Make an exact copy of all the entries, but do not reproduce the pictures.

Stored records:
• • • • • • •

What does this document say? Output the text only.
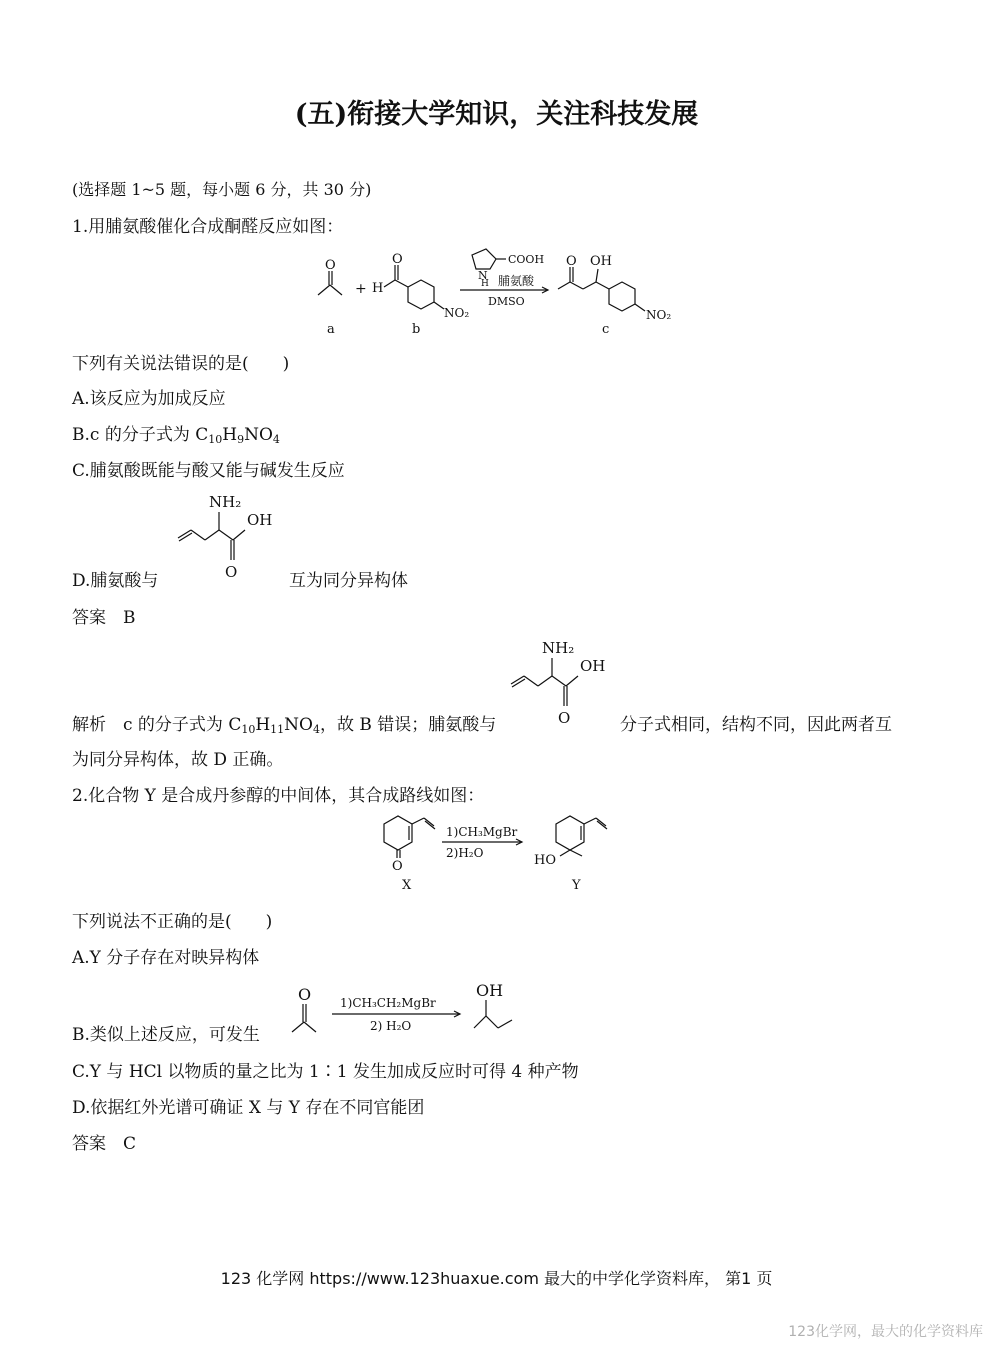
(五)衔接大学知识，关注科技发展
(选择题 1~5 题，每小题 6 分，共 30 分)
1.用脯氨酸催化合成酮醛反应如图：
O
a
+ H
O
NO₂
b
COOH
N
H 脯氨酸
DMSO
O OH
NO₂
c
下列有关说法错误的是(　　)
A.该反应为加成反应
B.c 的分子式为 $C_{10}H_9NO_4$
C.脯氨酸既能与酸又能与碱发生反应
NH₂
OH
O
D.脯氨酸与	互为同分异构体
答案　B
NH₂
OH
O
解析　c 的分子式为 $C_{10}H_{11}NO_4$，故 B 错误；脯氨酸与	分子式相同，结构不同，因此两者互
为同分异构体，故 D 正确。
2.化合物 Y 是合成丹参醇的中间体，其合成路线如图：
O
X
1)CH₃MgBr
2)H₂O	HO
Y
下列说法不正确的是(　　)
A.Y 分子存在对映异构体
B.类似上述反应，可发生
O 1)CH₃CH₂MgBr
2) H₂O
OH
C.Y 与 HCl 以物质的量之比为 1∶1 发生加成反应时可得 4 种产物
D.依据红外光谱可确证 X 与 Y 存在不同官能团
答案　C
123 化学网 https://www.123huaxue.com 最大的中学化学资料库， 第1 页
123化学网，最大的化学资料库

• • • • • • •

RESULT OF THIS TASK
What does this document say? Output the text only.
(五)衔接大学知识，关注科技发展
(选择题 1~5 题，每小题 6 分，共 30 分)
1.用脯氨酸催化合成酮醛反应如图：
O
a
+ H
O
NO₂
b
COOH
N
H 脯氨酸
DMSO
O OH
NO₂
c
下列有关说法错误的是(　　)
A.该反应为加成反应
B.c 的分子式为 $C_{10}H_9NO_4$
C.脯氨酸既能与酸又能与碱发生反应
NH₂
OH
O
D.脯氨酸与	互为同分异构体
答案　B
NH₂
OH
O
解析　c 的分子式为 $C_{10}H_{11}NO_4$，故 B 错误；脯氨酸与	分子式相同，结构不同，因此两者互
为同分异构体，故 D 正确。
2.化合物 Y 是合成丹参醇的中间体，其合成路线如图：
O
X
1)CH₃MgBr
2)H₂O	HO
Y
下列说法不正确的是(　　)
A.Y 分子存在对映异构体
B.类似上述反应，可发生
O 1)CH₃CH₂MgBr
2) H₂O
OH
C.Y 与 HCl 以物质的量之比为 1∶1 发生加成反应时可得 4 种产物
D.依据红外光谱可确证 X 与 Y 存在不同官能团
答案　C
123 化学网 https://www.123huaxue.com 最大的中学化学资料库， 第1 页
123化学网，最大的化学资料库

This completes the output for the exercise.